Please start any new threads on our new site at https://forums.sqlteam.com. We've got lots of great SQL Server experts to answer whatever question you can come up with.

 All Forums
 SQL Server 2008 Forums
 Transact-SQL (2008)
 ANY() aggregate function

Author  Topic 

daniel.nospam
Starting Member

11 Posts

Posted - 2011-09-28 : 06:06:36
Hi.

I've seen a lot of patronising here whenever someone asks about FIRST() and LAST() aggregate functions on SQL Server. Cliche answers like "Why don't you use MIN() and MAX()?", "You cannot guarantee the order of the rows in the database.", etc...

Please cut the patronising. I have an UNIQUEIDENTIFIER column and I want to retrieve _any_ value from a group-by set. I don't care which one, just give me any. FIRST() or LAST() would work just fine in the absense of ANY().

However, none of these are available and I have to use MIN(), but hang on... you can't use MIN()/MAX() on UNIQUEIDENTIFIER columns. It throws an exception. Thank you very much gurus, now I have to do this:

CONVERT(uniqueidentifier, MAX(CONVERT(char(36), MyGuidColumn)))

This is so fugly and what about the overhead added. Wouldn't it be much nicer if I could just do:

ANY(MyGuidColumn)
or even FIRST(MyGuidColumn)

Regards,
Daniel

webfred
Master Smack Fu Yak Hacker

8781 Posts

Posted - 2011-09-28 : 06:26:24
select top (1) col from table?


No, you're never too old to Yak'n'Roll if you're too young to die.

_Material:_
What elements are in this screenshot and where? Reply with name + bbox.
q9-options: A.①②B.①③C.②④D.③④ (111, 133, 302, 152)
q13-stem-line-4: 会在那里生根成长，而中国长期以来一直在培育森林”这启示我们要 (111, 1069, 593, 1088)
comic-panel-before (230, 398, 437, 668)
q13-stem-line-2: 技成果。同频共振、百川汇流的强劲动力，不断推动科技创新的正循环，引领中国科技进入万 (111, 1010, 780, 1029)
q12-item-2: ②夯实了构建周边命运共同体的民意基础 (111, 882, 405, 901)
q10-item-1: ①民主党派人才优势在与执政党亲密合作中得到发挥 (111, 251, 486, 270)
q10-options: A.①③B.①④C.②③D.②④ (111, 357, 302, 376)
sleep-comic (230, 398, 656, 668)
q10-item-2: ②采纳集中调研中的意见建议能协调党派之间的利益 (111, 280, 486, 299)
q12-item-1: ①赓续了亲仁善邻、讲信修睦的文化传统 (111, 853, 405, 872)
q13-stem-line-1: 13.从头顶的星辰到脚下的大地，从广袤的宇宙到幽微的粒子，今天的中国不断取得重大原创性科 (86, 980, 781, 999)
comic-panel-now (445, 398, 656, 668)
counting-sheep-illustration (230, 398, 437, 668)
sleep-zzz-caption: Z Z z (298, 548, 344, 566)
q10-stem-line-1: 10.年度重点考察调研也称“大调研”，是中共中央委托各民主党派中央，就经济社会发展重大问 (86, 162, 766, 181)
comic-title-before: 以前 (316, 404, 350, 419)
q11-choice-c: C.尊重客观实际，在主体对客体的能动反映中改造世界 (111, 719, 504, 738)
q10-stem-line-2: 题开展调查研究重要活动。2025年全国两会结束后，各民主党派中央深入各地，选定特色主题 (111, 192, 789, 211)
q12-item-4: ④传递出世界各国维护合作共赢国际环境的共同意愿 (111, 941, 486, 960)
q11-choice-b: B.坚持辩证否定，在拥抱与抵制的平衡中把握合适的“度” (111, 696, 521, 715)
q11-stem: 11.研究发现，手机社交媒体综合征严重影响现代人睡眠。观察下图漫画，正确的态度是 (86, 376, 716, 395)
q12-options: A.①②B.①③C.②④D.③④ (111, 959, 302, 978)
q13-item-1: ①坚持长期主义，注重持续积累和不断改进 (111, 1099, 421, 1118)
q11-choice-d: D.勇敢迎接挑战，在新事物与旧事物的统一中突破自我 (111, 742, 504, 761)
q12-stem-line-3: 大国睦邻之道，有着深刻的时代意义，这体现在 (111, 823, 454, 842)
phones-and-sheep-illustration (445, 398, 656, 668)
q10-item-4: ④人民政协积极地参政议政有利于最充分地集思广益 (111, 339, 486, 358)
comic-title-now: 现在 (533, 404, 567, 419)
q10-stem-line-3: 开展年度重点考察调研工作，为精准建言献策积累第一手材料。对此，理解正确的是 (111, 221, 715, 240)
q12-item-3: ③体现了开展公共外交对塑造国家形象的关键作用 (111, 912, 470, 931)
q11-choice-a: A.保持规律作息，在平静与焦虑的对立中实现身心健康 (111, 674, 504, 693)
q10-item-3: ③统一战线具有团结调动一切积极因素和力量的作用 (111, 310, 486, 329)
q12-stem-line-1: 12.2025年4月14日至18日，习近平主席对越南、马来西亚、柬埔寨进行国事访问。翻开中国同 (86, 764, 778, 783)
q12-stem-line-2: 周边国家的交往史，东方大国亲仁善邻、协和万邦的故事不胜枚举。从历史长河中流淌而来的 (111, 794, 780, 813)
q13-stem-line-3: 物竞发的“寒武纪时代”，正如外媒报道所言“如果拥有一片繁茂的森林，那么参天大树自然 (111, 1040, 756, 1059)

_Direction:_ Can you edit the passage of the forum thread starting at "Please cut the" and ending at "or even FIRST(MyGuidColumn)", giving it again with "MyGuidColumn" replaced by "RowGuid"? The records are separate material, unrelated to the forum thread.

_Reply to the exercise:_
Please cut the patronising. I have an UNIQUEIDENTIFIER column and I want to retrieve _any_ value from a group-by set. I don't care which one, just give me any. FIRST() or LAST() would work just fine in the absense of ANY().

However, none of these are available and I have to use MIN(), but hang on... you can't use MIN()/MAX() on UNIQUEIDENTIFIER columns. It throws an exception. Thank you very much gurus, now I have to do this:

CONVERT(uniqueidentifier, MAX(CONVERT(char(36), RowGuid)))

This is so fugly and what about the overhead added. Wouldn't it be much nicer if I could just do:

ANY(RowGuid)
or even FIRST(RowGuid)